Read through the records below and copy each line that uses the word "Текстуры".

Stored data entries:
-- Begin --

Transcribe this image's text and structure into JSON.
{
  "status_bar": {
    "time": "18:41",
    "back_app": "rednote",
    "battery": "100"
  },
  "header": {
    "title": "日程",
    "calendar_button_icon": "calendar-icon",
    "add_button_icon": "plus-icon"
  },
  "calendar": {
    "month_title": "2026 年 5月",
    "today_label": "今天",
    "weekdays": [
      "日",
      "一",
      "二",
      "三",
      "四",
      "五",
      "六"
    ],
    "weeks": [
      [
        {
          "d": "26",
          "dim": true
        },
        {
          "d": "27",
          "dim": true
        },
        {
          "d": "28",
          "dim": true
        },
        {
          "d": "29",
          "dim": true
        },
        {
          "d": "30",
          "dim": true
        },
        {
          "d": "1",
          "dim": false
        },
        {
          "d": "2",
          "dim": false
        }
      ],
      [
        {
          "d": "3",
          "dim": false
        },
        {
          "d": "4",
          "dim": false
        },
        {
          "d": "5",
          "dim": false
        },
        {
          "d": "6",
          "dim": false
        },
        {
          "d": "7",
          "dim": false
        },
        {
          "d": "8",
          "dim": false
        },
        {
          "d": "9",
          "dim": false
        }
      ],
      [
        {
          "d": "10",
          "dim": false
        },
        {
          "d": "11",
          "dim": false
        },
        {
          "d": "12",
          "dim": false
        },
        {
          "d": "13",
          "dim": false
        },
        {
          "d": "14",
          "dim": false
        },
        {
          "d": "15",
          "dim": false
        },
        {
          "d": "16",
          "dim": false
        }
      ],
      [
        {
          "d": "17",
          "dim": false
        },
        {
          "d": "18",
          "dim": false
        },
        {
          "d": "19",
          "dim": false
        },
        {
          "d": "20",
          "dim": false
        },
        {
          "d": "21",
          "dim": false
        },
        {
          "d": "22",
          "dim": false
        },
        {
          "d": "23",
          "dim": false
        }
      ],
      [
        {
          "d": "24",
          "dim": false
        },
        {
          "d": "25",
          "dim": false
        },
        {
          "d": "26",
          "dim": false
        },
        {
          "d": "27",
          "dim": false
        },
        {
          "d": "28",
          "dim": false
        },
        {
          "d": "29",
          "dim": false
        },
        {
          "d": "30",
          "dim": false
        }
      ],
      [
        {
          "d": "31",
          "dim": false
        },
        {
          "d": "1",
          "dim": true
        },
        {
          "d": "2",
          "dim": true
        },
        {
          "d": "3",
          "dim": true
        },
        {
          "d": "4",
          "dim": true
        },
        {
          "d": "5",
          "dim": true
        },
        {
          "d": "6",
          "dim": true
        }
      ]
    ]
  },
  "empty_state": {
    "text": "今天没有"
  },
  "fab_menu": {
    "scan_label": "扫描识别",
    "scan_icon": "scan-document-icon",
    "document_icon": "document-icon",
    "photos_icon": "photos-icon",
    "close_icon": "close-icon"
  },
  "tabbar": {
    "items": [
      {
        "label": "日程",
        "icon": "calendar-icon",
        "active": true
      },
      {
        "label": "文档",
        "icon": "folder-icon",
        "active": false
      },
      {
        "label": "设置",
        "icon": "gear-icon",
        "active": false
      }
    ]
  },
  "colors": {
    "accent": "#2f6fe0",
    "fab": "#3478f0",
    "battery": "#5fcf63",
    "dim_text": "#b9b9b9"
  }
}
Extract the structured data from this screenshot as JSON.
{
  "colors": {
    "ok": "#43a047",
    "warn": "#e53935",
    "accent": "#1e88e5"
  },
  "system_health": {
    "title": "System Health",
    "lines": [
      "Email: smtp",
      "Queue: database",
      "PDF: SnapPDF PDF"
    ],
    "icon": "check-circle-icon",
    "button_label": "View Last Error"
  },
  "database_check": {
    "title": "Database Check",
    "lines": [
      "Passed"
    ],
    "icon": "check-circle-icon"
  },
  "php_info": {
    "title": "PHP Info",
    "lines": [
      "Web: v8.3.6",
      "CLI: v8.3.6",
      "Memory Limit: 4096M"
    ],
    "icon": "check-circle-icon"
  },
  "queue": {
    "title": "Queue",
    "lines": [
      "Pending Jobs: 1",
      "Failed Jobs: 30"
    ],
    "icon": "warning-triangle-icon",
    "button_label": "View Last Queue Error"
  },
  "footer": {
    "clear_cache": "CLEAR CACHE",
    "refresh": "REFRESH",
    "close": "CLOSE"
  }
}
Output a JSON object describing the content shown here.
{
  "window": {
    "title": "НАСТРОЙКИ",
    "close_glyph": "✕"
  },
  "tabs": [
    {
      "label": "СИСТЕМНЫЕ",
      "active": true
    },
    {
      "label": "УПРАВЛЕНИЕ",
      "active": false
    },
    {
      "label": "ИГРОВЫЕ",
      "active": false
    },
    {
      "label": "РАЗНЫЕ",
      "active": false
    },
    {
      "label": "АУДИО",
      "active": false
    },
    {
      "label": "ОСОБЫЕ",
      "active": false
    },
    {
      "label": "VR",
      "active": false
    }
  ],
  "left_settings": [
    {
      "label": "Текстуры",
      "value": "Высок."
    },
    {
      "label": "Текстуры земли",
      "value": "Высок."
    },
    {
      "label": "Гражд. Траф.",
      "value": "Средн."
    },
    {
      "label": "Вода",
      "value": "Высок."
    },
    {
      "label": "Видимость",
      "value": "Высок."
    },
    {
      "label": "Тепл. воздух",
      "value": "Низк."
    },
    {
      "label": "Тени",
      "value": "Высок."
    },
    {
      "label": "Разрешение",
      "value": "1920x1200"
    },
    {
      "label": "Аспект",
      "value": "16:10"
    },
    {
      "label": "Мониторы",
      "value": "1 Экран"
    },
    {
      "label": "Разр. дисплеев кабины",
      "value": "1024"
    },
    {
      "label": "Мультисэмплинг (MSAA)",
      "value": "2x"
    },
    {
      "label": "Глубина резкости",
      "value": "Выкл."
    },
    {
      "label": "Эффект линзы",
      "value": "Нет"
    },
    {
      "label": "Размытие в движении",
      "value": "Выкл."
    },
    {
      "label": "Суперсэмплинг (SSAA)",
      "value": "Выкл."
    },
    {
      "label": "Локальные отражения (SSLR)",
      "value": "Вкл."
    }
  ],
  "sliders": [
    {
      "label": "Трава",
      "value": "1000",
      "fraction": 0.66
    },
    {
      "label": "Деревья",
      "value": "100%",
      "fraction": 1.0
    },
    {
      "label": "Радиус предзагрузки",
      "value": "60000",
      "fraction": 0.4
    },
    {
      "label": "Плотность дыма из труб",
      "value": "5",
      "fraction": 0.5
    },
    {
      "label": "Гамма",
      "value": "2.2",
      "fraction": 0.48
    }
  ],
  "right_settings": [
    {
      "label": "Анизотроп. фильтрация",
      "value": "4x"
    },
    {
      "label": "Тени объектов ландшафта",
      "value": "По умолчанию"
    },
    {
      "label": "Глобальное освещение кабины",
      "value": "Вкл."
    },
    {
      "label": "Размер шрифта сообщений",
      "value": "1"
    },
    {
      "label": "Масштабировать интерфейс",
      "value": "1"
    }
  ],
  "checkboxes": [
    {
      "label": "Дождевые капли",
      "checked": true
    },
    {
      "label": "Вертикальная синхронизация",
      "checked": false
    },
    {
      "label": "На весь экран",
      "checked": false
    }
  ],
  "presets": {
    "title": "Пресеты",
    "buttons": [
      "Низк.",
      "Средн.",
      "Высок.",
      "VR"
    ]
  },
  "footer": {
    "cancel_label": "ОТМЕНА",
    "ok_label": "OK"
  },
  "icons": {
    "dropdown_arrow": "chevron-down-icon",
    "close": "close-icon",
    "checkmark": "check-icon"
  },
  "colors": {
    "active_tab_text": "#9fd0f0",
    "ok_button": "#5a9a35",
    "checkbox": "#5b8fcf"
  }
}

-- End --

• [RESPONSE TO THE TASK]:
      "label": "Текстуры",
      "label": "Текстуры земли",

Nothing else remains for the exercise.